* Recorded data *
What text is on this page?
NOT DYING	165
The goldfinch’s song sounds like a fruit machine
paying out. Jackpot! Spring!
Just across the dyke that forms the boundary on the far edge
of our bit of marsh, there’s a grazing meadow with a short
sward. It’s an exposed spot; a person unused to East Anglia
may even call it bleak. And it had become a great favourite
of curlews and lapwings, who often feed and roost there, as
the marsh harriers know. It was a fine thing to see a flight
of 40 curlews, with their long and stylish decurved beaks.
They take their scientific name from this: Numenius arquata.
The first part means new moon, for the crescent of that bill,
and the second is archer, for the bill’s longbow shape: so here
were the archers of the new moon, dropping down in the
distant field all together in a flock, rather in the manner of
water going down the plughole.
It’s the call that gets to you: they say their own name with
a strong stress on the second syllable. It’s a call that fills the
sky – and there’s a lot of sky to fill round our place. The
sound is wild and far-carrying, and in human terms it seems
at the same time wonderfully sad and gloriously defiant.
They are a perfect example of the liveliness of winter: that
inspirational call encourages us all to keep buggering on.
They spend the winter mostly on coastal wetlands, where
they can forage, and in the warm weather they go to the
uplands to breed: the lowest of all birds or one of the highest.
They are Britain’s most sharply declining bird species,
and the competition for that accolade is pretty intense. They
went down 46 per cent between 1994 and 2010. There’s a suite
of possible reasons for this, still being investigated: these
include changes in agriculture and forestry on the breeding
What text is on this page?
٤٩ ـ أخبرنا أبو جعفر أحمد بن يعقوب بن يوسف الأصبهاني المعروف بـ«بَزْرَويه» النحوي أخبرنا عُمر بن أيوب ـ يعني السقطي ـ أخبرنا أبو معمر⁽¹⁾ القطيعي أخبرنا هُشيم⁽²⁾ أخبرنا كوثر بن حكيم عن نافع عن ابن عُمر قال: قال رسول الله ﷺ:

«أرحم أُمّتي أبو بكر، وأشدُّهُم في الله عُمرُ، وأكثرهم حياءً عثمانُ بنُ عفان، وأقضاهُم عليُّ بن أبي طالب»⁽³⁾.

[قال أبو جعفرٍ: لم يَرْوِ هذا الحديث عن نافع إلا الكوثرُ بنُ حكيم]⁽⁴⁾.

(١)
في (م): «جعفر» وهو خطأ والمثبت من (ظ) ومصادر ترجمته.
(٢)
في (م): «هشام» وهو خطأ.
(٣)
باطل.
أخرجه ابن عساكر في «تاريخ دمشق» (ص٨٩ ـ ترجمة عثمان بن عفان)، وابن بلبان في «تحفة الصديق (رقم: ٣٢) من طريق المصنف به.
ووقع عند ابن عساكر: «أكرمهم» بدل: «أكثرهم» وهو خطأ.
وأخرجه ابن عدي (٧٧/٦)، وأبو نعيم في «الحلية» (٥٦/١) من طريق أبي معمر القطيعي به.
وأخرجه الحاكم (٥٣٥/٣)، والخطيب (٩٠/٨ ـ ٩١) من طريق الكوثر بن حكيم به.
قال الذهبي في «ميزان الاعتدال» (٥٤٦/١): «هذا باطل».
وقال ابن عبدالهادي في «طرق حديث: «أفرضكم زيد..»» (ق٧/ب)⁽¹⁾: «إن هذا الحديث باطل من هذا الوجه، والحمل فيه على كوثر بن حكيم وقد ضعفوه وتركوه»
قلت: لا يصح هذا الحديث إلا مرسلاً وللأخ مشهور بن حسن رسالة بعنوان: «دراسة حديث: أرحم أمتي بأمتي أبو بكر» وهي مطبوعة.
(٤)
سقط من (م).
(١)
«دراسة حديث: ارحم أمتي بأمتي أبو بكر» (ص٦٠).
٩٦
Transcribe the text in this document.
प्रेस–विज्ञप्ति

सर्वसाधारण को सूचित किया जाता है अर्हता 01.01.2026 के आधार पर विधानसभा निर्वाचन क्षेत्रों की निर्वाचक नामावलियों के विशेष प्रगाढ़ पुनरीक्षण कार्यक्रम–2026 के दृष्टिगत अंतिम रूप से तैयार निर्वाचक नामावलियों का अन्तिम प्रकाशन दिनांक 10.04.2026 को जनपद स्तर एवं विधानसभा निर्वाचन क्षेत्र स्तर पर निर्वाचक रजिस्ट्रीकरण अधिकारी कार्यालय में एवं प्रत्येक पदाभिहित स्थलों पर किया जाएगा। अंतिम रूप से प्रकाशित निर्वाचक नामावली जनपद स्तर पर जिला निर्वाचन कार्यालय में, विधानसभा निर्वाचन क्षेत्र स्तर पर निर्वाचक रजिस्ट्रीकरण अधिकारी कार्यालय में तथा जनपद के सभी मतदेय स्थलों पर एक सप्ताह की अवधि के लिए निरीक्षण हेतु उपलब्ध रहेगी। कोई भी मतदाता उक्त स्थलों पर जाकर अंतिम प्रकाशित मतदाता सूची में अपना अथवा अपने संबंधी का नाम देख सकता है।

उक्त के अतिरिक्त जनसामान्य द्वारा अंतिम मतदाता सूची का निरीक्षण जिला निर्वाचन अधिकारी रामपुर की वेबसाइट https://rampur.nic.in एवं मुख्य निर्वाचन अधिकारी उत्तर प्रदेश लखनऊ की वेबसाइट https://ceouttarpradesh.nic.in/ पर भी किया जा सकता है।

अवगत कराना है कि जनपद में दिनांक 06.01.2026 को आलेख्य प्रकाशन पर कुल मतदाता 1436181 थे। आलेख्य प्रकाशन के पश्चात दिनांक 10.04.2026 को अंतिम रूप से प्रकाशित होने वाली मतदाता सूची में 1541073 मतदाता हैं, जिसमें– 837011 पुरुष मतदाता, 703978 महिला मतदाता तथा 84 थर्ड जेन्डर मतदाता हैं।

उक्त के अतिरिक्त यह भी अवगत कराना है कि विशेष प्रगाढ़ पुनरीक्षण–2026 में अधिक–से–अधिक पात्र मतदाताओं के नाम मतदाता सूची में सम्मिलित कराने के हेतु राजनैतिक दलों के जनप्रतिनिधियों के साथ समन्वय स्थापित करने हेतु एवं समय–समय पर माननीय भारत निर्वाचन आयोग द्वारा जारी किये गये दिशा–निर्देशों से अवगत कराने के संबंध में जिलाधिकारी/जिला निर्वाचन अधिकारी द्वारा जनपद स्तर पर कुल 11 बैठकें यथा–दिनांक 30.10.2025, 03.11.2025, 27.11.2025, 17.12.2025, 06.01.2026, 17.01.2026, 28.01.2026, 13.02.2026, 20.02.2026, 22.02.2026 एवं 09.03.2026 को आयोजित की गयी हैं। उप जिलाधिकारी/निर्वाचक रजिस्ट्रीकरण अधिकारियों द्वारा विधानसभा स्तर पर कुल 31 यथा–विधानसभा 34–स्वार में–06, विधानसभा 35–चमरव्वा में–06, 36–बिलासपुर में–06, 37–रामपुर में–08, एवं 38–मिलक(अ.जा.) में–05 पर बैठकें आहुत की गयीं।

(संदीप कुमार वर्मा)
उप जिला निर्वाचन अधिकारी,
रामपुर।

* TASK DIRECTIONS *
Copy whichever lines in the listing above contain the word "جعفر".

* EXERCISE OUTPUT *
٤٩ ـ أخبرنا أبو جعفر أحمد بن يعقوب بن يوسف الأصبهاني المعروف بـ«بَزْرَويه» النحوي أخبرنا عُمر بن أيوب ـ يعني السقطي ـ أخبرنا أبو معمر⁽¹⁾ القطيعي أخبرنا هُشيم⁽²⁾ أخبرنا كوثر بن حكيم عن نافع عن ابن عُمر قال: قال رسول الله ﷺ:
[قال أبو جعفرٍ: لم يَرْوِ هذا الحديث عن نافع إلا الكوثرُ بنُ حكيم]⁽⁴⁾.
في (م): «جعفر» وهو خطأ والمثبت من (ظ) ومصادر ترجمته.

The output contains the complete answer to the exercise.